** Begin EXERCISE MATERIAL **

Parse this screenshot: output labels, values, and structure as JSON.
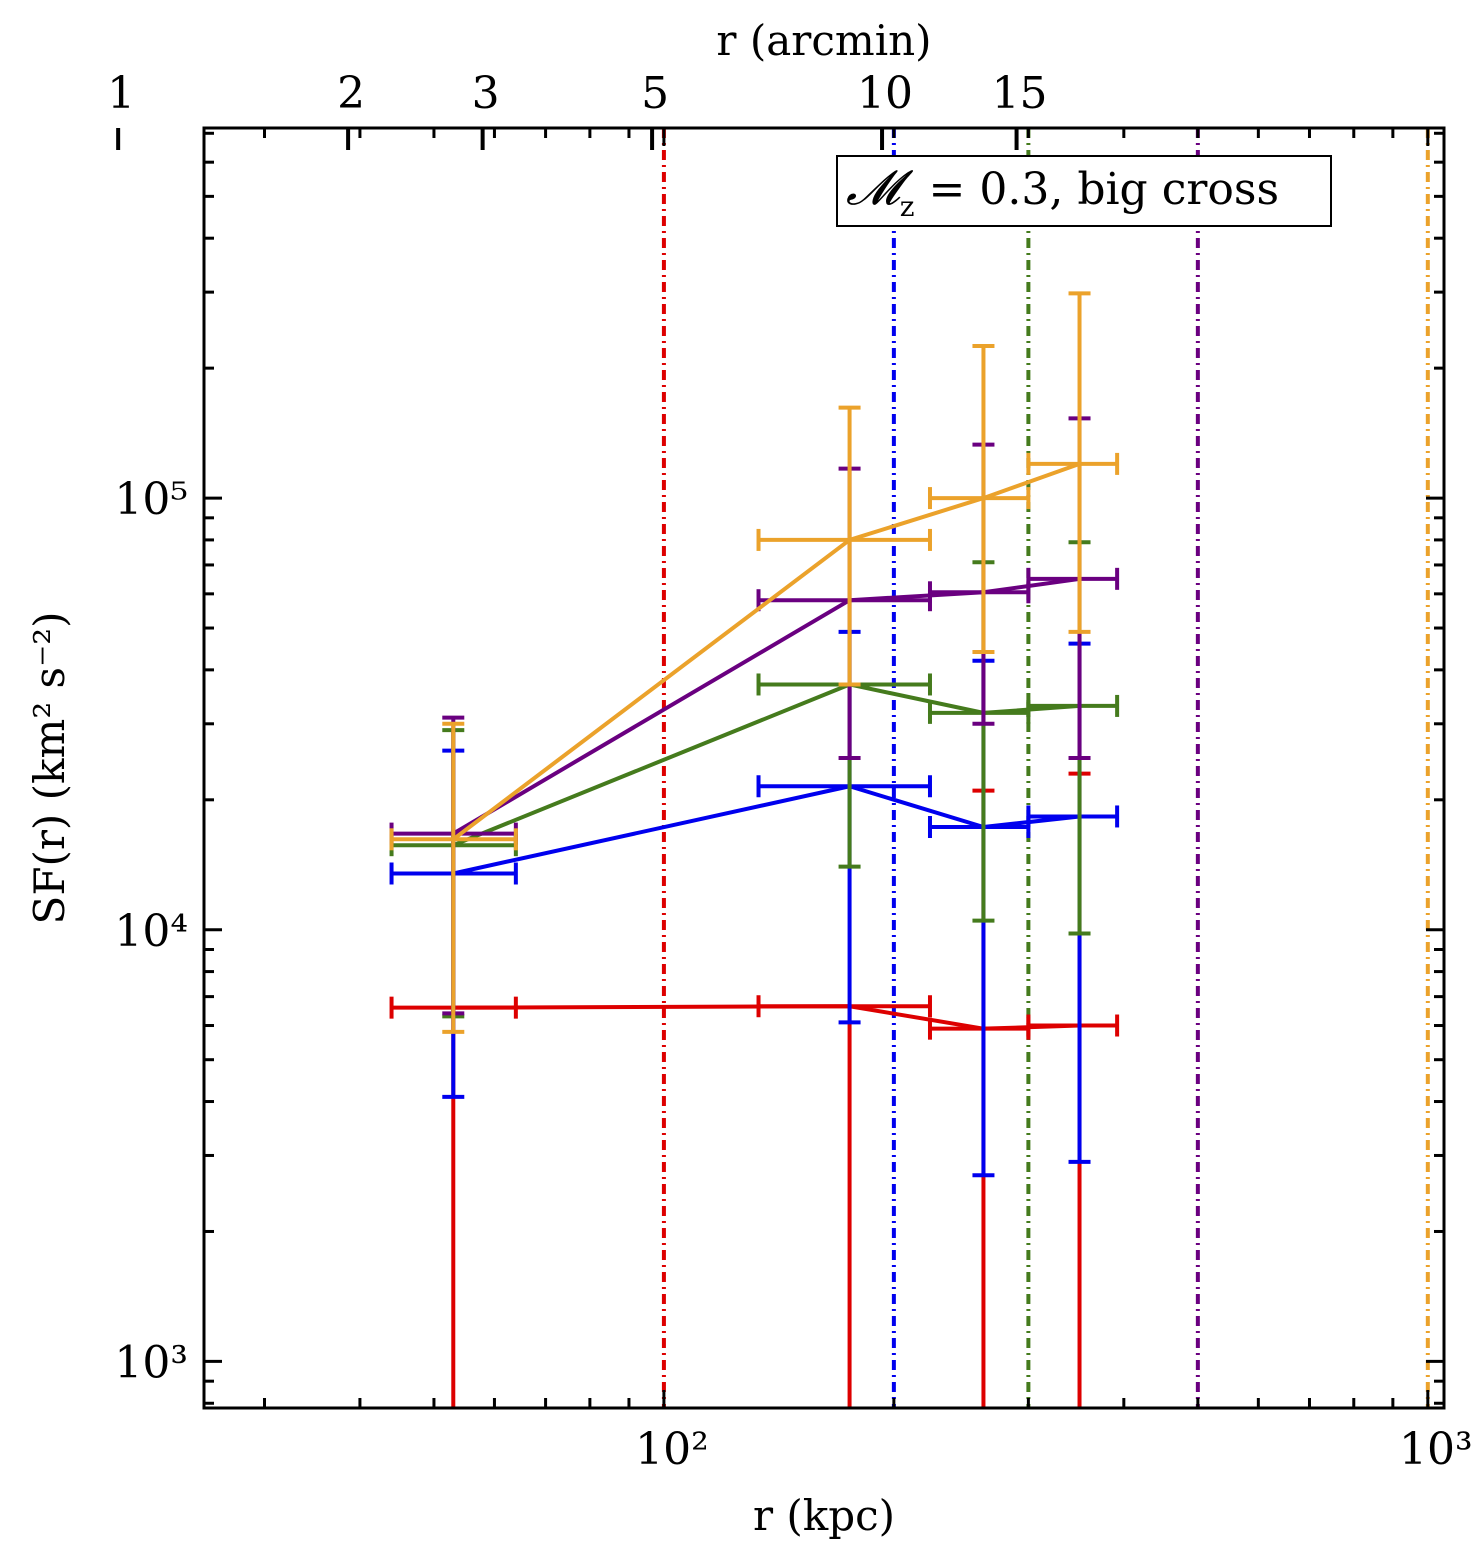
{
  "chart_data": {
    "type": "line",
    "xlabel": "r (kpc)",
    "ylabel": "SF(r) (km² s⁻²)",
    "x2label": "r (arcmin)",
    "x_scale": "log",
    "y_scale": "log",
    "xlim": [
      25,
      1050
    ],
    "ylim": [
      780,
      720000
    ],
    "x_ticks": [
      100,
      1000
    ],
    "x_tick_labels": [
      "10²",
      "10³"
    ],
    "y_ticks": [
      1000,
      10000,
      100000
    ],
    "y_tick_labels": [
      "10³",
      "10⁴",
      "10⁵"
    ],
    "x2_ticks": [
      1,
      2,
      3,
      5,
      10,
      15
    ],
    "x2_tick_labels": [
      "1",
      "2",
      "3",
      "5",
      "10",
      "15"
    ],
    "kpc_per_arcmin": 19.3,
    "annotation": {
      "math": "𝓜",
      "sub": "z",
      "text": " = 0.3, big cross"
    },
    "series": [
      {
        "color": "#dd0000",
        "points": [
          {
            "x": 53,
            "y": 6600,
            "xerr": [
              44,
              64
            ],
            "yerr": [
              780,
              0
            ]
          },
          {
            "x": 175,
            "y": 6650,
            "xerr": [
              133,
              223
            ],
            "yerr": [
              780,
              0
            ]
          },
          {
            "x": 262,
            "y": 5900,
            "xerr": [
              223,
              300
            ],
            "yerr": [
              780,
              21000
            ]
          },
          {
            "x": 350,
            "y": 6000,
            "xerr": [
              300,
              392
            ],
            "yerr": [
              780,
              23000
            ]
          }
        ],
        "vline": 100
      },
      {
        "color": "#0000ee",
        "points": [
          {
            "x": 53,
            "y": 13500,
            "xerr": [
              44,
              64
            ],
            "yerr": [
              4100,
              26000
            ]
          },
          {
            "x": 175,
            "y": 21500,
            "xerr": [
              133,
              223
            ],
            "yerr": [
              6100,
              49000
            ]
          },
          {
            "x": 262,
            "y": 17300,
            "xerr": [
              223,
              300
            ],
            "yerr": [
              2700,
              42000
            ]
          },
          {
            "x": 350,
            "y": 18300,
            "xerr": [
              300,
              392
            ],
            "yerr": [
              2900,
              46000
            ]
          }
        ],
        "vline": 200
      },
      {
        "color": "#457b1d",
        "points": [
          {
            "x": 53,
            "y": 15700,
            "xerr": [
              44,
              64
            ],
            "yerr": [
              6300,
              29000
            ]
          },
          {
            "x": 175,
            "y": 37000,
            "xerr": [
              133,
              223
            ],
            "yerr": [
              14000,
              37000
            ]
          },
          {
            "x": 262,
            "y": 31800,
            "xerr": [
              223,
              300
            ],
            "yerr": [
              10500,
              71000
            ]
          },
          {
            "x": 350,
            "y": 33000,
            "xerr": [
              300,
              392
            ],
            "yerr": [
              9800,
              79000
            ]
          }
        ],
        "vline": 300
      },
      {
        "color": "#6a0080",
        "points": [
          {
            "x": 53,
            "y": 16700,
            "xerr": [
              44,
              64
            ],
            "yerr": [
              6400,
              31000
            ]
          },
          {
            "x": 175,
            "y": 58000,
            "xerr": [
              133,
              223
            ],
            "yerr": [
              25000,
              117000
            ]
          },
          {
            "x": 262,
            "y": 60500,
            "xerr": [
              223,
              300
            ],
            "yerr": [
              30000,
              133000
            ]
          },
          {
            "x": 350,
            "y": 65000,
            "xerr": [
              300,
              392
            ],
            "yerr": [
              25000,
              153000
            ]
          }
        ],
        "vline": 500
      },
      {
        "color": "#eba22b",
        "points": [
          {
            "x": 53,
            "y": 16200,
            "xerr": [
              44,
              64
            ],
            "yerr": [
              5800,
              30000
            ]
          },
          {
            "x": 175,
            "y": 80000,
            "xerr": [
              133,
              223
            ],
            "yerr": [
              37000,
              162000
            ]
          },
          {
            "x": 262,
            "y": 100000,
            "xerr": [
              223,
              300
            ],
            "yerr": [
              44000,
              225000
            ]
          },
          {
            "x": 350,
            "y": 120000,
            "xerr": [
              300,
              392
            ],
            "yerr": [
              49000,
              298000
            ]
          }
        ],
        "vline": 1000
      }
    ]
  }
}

** End EXERCISE MATERIAL **
** Begin EXERCISE MATERIAL **

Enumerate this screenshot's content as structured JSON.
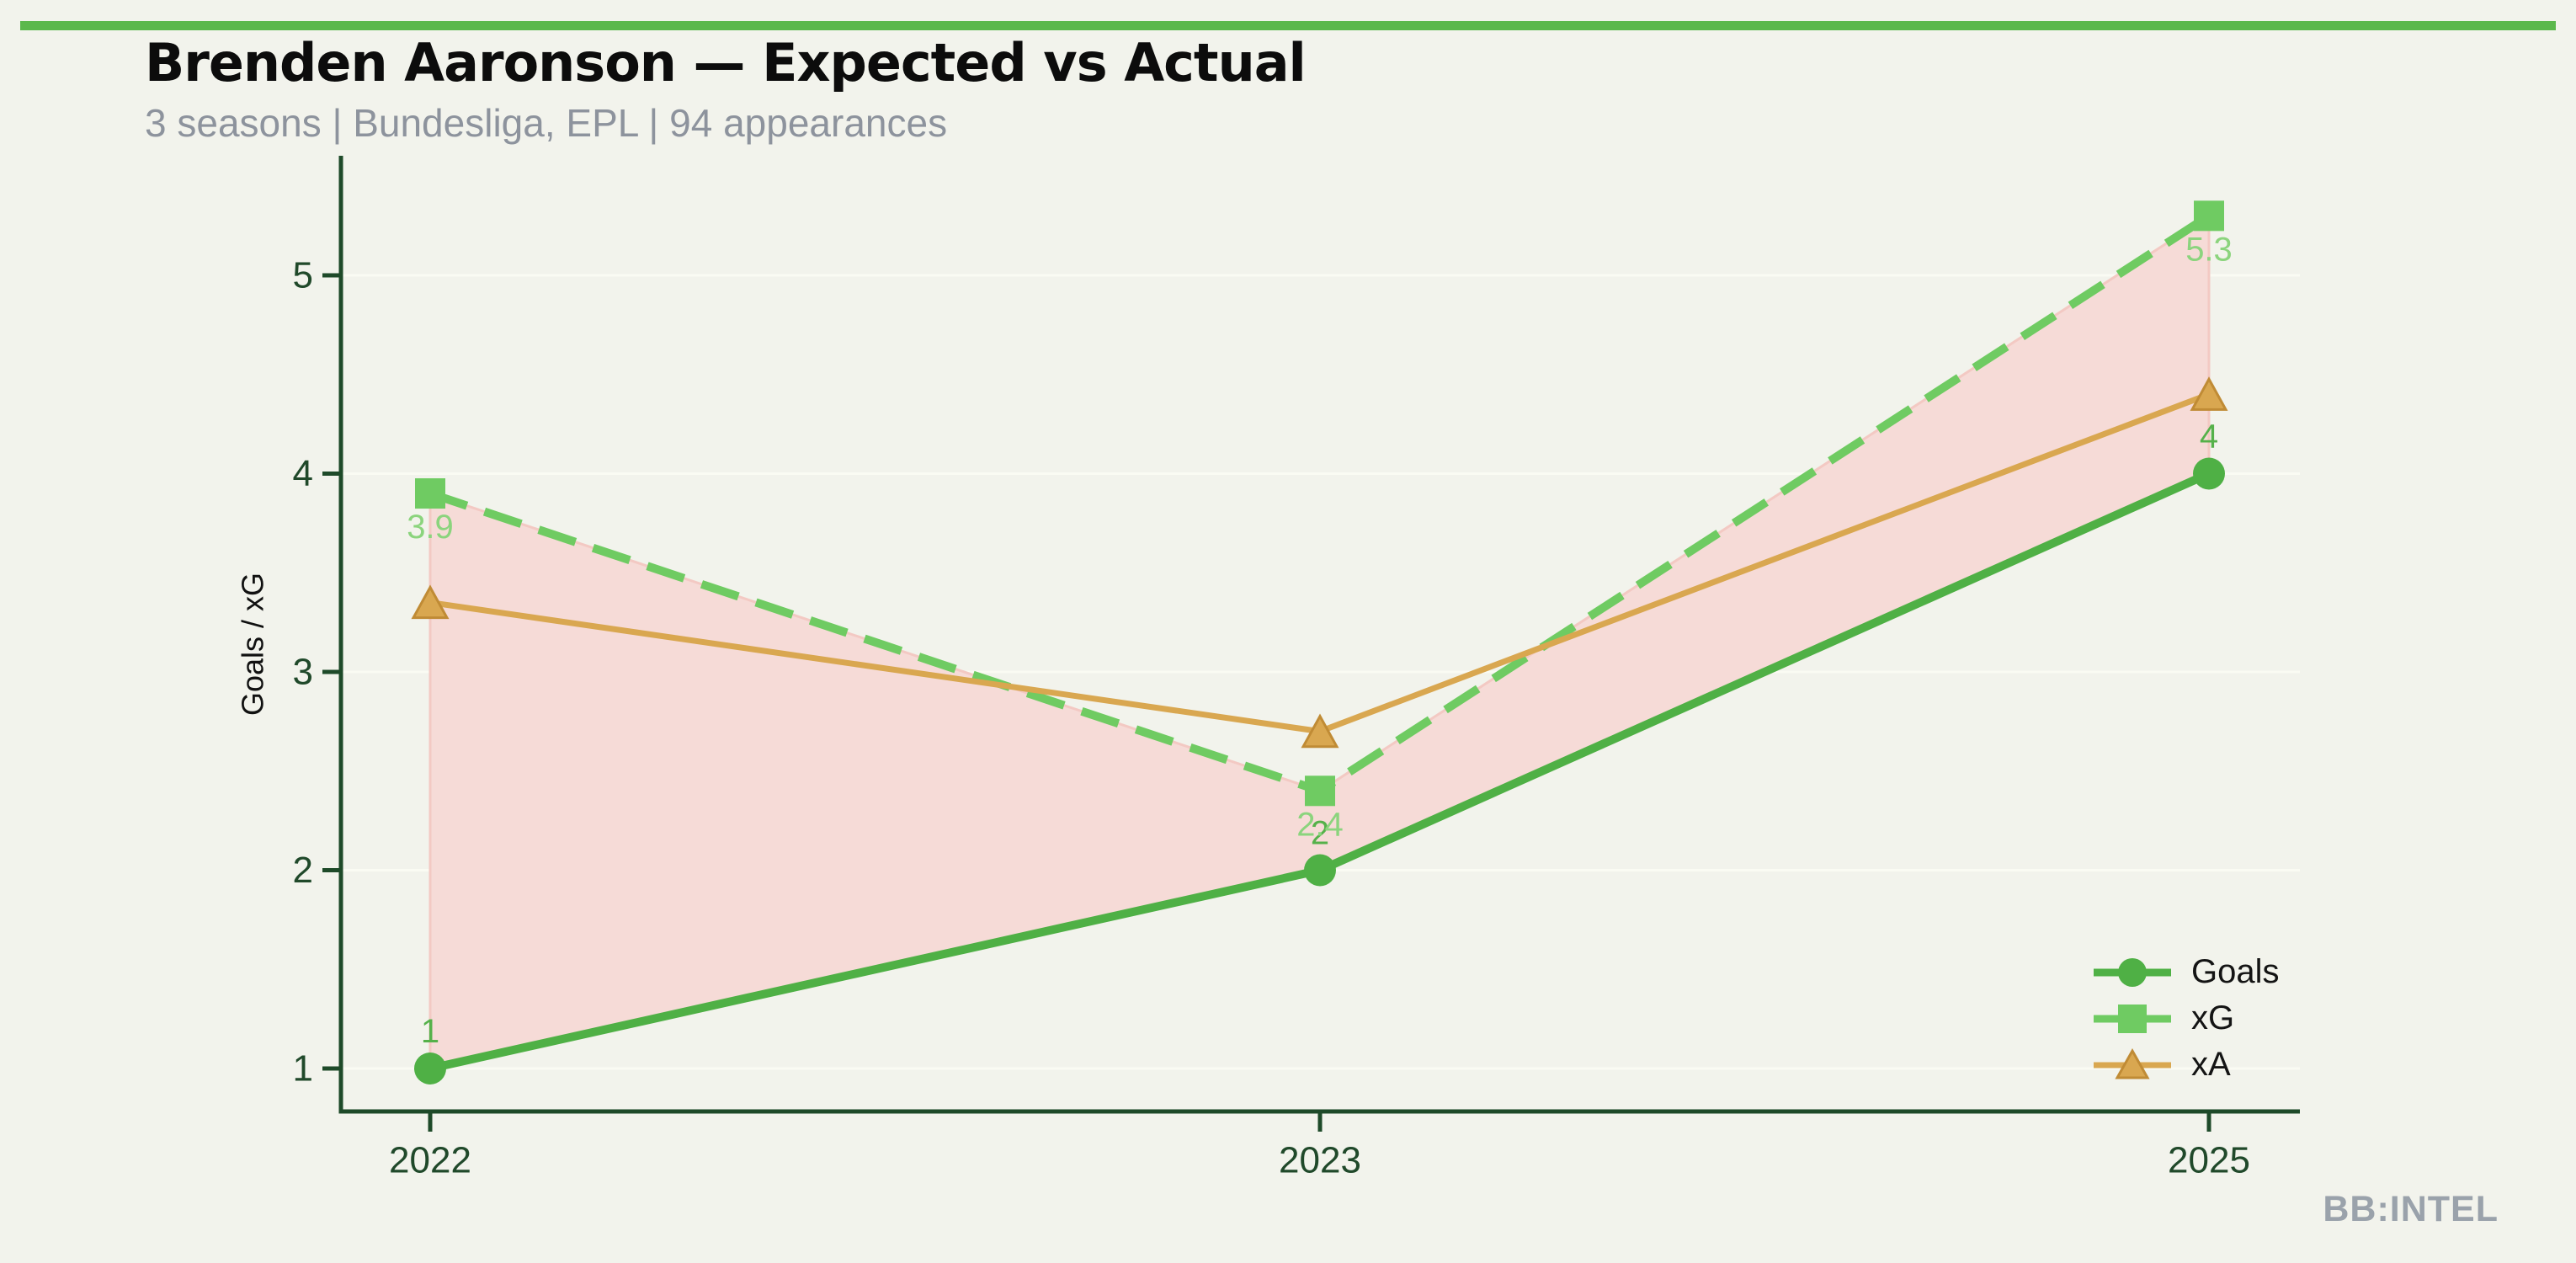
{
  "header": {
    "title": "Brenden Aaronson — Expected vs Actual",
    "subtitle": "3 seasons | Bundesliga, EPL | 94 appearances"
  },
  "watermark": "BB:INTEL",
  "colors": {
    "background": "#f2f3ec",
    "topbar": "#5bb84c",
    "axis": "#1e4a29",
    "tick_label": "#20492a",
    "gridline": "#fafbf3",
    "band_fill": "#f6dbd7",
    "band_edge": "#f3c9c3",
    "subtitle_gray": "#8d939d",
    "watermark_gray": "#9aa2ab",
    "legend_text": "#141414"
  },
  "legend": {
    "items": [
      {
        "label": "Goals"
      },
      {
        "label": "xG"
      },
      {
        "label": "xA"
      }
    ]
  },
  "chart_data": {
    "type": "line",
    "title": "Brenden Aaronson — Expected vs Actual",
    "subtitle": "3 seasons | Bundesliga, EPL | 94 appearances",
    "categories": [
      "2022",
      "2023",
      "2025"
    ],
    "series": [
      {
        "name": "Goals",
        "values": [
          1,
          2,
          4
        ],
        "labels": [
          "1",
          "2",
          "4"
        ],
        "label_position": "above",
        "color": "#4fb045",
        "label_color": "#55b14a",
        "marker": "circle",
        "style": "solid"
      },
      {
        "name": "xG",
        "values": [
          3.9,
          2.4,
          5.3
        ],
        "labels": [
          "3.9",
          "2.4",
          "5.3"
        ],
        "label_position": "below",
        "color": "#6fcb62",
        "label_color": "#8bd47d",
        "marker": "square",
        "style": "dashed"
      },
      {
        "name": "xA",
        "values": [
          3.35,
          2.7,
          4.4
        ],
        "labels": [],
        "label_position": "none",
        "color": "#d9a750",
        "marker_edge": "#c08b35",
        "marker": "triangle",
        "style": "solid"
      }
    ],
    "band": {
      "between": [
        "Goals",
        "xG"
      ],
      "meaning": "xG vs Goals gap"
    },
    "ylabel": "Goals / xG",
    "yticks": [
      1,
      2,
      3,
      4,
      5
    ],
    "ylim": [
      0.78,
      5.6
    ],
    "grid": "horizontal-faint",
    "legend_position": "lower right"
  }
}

** End EXERCISE MATERIAL **

WRITTEN TASK:
Look above for lines with the word "JSON" and copy them all.

SOLUTION TO THE EXERCISE:
Parse this screenshot: output labels, values, and structure as JSON.
Enumerate this screenshot's content as structured JSON.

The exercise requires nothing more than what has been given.